**Data entries**
⟨
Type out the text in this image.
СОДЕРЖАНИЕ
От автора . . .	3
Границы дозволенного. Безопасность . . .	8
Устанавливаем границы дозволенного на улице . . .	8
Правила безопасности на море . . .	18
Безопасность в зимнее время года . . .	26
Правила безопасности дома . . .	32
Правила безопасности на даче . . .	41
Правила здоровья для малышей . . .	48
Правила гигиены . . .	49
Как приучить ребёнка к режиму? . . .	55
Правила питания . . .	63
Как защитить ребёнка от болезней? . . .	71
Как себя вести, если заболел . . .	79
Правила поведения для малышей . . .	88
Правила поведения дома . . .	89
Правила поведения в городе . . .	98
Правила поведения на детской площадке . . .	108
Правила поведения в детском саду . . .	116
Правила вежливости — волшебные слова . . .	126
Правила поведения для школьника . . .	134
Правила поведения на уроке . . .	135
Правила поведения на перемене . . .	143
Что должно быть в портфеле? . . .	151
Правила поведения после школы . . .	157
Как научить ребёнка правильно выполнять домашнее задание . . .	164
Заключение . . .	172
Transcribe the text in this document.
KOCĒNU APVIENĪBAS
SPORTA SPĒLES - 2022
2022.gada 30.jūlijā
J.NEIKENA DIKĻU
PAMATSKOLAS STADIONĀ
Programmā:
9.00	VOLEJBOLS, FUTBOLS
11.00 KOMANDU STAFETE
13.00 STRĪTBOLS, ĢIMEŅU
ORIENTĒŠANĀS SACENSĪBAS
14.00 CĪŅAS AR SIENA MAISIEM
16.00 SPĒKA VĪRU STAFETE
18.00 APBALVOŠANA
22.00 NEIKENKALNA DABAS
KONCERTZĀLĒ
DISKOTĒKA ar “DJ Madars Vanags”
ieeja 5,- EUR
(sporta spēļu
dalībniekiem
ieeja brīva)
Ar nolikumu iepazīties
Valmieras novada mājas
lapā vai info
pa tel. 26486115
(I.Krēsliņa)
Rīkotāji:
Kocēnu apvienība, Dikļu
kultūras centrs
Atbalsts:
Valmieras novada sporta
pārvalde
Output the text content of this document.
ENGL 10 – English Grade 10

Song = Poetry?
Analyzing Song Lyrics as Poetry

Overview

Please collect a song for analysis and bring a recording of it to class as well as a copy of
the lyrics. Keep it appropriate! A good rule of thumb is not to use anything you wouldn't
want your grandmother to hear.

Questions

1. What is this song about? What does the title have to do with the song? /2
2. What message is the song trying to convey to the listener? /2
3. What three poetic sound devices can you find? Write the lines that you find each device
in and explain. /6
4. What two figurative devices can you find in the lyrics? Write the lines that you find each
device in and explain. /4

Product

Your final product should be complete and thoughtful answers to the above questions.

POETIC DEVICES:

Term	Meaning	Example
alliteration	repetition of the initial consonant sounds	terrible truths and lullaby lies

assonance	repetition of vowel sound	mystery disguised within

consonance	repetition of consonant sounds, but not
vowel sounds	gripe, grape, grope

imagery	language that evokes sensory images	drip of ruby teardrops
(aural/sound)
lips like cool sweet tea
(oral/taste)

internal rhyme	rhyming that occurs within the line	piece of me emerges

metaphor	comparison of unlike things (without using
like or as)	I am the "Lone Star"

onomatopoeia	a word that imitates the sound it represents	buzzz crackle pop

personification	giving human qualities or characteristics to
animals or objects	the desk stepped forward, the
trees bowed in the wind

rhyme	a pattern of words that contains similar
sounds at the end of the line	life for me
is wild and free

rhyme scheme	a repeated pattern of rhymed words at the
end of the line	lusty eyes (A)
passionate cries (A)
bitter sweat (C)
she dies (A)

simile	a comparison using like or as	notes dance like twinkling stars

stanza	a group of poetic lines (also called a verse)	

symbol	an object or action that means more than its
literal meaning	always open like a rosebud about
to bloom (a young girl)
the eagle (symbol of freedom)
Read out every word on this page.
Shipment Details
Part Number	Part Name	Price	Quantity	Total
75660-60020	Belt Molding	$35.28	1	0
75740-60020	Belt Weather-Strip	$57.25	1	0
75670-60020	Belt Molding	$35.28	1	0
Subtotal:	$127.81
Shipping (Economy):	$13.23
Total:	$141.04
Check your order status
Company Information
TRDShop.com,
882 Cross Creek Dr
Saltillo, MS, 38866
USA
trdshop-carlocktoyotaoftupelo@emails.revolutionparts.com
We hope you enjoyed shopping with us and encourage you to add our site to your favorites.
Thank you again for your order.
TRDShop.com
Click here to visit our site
⟩
**Instruction**
Pull out and copy each line containing the string "symbol".

**Task result**
symbol	an object or action that means more than its
the eagle (symbol of freedom)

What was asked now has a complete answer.